> DIRECTION
Word for word, restate every line of the material.

> PROVIDED RECORDS

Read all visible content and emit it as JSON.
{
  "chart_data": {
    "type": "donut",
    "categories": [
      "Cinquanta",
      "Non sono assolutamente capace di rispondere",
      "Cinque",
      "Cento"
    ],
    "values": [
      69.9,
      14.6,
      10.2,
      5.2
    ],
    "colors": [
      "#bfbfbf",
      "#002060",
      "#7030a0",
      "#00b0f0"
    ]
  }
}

> EXERCISE RESULT
Read all visible content and emit it as JSON.
{
  "chart_data": {
    "type": "donut",
    "categories": [
      "Cinquanta",
      "Non sono assolutamente capace di rispondere",
      "Cinque",
      "Cento"
    ],
    "values": [
      69.9,
      14.6,
      10.2,
      5.2
    ],
    "colors": [
      "#bfbfbf",
      "#002060",
      "#7030a0",
      "#00b0f0"
    ]
  }
}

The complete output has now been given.